• **Exercise requirements**
Write the records out again, precisely as they stand.

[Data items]
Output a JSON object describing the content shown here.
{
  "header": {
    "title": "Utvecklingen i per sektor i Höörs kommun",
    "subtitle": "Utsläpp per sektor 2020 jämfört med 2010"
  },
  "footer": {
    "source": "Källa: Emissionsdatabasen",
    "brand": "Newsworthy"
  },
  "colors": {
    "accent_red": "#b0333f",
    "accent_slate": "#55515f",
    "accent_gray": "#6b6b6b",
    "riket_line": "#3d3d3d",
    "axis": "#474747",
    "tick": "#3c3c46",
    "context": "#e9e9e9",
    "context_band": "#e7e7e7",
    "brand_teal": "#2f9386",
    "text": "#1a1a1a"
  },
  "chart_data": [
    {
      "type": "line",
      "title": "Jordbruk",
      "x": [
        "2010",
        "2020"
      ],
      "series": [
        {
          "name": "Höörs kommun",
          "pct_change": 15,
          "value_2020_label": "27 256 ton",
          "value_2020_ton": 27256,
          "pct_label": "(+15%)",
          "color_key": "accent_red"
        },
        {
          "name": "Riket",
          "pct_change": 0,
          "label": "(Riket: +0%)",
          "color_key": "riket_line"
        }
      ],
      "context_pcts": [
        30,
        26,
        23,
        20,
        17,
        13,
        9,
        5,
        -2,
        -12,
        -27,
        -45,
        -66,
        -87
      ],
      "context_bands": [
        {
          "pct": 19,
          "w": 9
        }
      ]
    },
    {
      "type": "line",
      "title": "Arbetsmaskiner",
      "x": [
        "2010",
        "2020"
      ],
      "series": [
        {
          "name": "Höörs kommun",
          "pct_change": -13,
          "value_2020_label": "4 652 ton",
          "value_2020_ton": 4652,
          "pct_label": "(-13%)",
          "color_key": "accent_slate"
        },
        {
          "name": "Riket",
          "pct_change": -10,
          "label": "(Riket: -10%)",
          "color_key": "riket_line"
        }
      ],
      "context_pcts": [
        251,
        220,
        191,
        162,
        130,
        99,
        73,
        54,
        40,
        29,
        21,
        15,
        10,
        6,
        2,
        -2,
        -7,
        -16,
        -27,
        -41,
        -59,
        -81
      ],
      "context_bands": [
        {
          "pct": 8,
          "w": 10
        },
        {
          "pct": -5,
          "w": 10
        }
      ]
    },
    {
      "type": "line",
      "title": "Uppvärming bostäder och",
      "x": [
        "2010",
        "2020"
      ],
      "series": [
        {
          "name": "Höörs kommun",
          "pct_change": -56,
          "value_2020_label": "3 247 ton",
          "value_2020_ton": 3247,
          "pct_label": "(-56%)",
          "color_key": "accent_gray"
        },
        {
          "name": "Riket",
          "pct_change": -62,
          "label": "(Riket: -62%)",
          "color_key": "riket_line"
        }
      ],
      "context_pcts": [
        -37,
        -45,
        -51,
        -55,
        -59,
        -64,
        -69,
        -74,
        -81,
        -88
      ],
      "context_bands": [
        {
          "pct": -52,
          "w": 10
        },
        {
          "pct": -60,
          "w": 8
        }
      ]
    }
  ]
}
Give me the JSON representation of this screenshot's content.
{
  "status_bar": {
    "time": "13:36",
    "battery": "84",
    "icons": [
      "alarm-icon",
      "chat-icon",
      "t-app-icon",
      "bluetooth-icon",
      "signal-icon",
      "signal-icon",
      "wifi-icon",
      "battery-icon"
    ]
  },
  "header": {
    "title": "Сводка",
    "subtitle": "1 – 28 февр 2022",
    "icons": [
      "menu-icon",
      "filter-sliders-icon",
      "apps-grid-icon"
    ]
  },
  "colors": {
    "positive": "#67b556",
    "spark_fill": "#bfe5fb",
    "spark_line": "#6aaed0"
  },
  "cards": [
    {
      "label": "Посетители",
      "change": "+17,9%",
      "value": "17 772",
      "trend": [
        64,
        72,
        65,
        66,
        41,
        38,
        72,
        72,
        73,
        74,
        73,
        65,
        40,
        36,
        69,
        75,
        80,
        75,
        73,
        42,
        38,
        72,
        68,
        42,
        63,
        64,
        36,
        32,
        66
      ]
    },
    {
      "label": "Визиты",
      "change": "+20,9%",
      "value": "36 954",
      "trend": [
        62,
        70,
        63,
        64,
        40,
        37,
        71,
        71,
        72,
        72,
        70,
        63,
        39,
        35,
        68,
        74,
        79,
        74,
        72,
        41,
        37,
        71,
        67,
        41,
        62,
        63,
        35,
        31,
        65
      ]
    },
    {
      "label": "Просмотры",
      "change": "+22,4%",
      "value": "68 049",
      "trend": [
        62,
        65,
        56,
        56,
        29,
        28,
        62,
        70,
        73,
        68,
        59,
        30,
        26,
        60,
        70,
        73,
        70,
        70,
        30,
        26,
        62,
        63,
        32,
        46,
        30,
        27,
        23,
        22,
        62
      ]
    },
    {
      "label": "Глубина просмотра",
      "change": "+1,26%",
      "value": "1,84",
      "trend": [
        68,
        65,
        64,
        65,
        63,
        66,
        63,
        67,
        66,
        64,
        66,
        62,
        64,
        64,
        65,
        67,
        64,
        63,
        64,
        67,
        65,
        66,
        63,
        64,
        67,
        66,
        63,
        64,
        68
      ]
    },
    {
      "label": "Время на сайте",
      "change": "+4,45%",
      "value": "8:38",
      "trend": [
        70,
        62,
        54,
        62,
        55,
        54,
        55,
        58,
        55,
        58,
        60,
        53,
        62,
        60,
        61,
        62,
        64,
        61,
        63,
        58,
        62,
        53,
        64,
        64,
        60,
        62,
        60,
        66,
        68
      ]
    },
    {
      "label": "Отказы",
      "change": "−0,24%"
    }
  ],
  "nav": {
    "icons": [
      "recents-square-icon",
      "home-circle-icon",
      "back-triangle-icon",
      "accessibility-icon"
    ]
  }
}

• **Result of the exercise**
Output a JSON object describing the content shown here.
{
  "header": {
    "title": "Utvecklingen i per sektor i Höörs kommun",
    "subtitle": "Utsläpp per sektor 2020 jämfört med 2010"
  },
  "footer": {
    "source": "Källa: Emissionsdatabasen",
    "brand": "Newsworthy"
  },
  "colors": {
    "accent_red": "#b0333f",
    "accent_slate": "#55515f",
    "accent_gray": "#6b6b6b",
    "riket_line": "#3d3d3d",
    "axis": "#474747",
    "tick": "#3c3c46",
    "context": "#e9e9e9",
    "context_band": "#e7e7e7",
    "brand_teal": "#2f9386",
    "text": "#1a1a1a"
  },
  "chart_data": [
    {
      "type": "line",
      "title": "Jordbruk",
      "x": [
        "2010",
        "2020"
      ],
      "series": [
        {
          "name": "Höörs kommun",
          "pct_change": 15,
          "value_2020_label": "27 256 ton",
          "value_2020_ton": 27256,
          "pct_label": "(+15%)",
          "color_key": "accent_red"
        },
        {
          "name": "Riket",
          "pct_change": 0,
          "label": "(Riket: +0%)",
          "color_key": "riket_line"
        }
      ],
      "context_pcts": [
        30,
        26,
        23,
        20,
        17,
        13,
        9,
        5,
        -2,
        -12,
        -27,
        -45,
        -66,
        -87
      ],
      "context_bands": [
        {
          "pct": 19,
          "w": 9
        }
      ]
    },
    {
      "type": "line",
      "title": "Arbetsmaskiner",
      "x": [
        "2010",
        "2020"
      ],
      "series": [
        {
          "name": "Höörs kommun",
          "pct_change": -13,
          "value_2020_label": "4 652 ton",
          "value_2020_ton": 4652,
          "pct_label": "(-13%)",
          "color_key": "accent_slate"
        },
        {
          "name": "Riket",
          "pct_change": -10,
          "label": "(Riket: -10%)",
          "color_key": "riket_line"
        }
      ],
      "context_pcts": [
        251,
        220,
        191,
        162,
        130,
        99,
        73,
        54,
        40,
        29,
        21,
        15,
        10,
        6,
        2,
        -2,
        -7,
        -16,
        -27,
        -41,
        -59,
        -81
      ],
      "context_bands": [
        {
          "pct": 8,
          "w": 10
        },
        {
          "pct": -5,
          "w": 10
        }
      ]
    },
    {
      "type": "line",
      "title": "Uppvärming bostäder och",
      "x": [
        "2010",
        "2020"
      ],
      "series": [
        {
          "name": "Höörs kommun",
          "pct_change": -56,
          "value_2020_label": "3 247 ton",
          "value_2020_ton": 3247,
          "pct_label": "(-56%)",
          "color_key": "accent_gray"
        },
        {
          "name": "Riket",
          "pct_change": -62,
          "label": "(Riket: -62%)",
          "color_key": "riket_line"
        }
      ],
      "context_pcts": [
        -37,
        -45,
        -51,
        -55,
        -59,
        -64,
        -69,
        -74,
        -81,
        -88
      ],
      "context_bands": [
        {
          "pct": -52,
          "w": 10
        },
        {
          "pct": -60,
          "w": 8
        }
      ]
    }
  ]
}
Give me the JSON representation of this screenshot's content.
{
  "status_bar": {
    "time": "13:36",
    "battery": "84",
    "icons": [
      "alarm-icon",
      "chat-icon",
      "t-app-icon",
      "bluetooth-icon",
      "signal-icon",
      "signal-icon",
      "wifi-icon",
      "battery-icon"
    ]
  },
  "header": {
    "title": "Сводка",
    "subtitle": "1 – 28 февр 2022",
    "icons": [
      "menu-icon",
      "filter-sliders-icon",
      "apps-grid-icon"
    ]
  },
  "colors": {
    "positive": "#67b556",
    "spark_fill": "#bfe5fb",
    "spark_line": "#6aaed0"
  },
  "cards": [
    {
      "label": "Посетители",
      "change": "+17,9%",
      "value": "17 772",
      "trend": [
        64,
        72,
        65,
        66,
        41,
        38,
        72,
        72,
        73,
        74,
        73,
        65,
        40,
        36,
        69,
        75,
        80,
        75,
        73,
        42,
        38,
        72,
        68,
        42,
        63,
        64,
        36,
        32,
        66
      ]
    },
    {
      "label": "Визиты",
      "change": "+20,9%",
      "value": "36 954",
      "trend": [
        62,
        70,
        63,
        64,
        40,
        37,
        71,
        71,
        72,
        72,
        70,
        63,
        39,
        35,
        68,
        74,
        79,
        74,
        72,
        41,
        37,
        71,
        67,
        41,
        62,
        63,
        35,
        31,
        65
      ]
    },
    {
      "label": "Просмотры",
      "change": "+22,4%",
      "value": "68 049",
      "trend": [
        62,
        65,
        56,
        56,
        29,
        28,
        62,
        70,
        73,
        68,
        59,
        30,
        26,
        60,
        70,
        73,
        70,
        70,
        30,
        26,
        62,
        63,
        32,
        46,
        30,
        27,
        23,
        22,
        62
      ]
    },
    {
      "label": "Глубина просмотра",
      "change": "+1,26%",
      "value": "1,84",
      "trend": [
        68,
        65,
        64,
        65,
        63,
        66,
        63,
        67,
        66,
        64,
        66,
        62,
        64,
        64,
        65,
        67,
        64,
        63,
        64,
        67,
        65,
        66,
        63,
        64,
        67,
        66,
        63,
        64,
        68
      ]
    },
    {
      "label": "Время на сайте",
      "change": "+4,45%",
      "value": "8:38",
      "trend": [
        70,
        62,
        54,
        62,
        55,
        54,
        55,
        58,
        55,
        58,
        60,
        53,
        62,
        60,
        61,
        62,
        64,
        61,
        63,
        58,
        62,
        53,
        64,
        64,
        60,
        62,
        60,
        66,
        68
      ]
    },
    {
      "label": "Отказы",
      "change": "−0,24%"
    }
  ],
  "nav": {
    "icons": [
      "recents-square-icon",
      "home-circle-icon",
      "back-triangle-icon",
      "accessibility-icon"
    ]
  }
}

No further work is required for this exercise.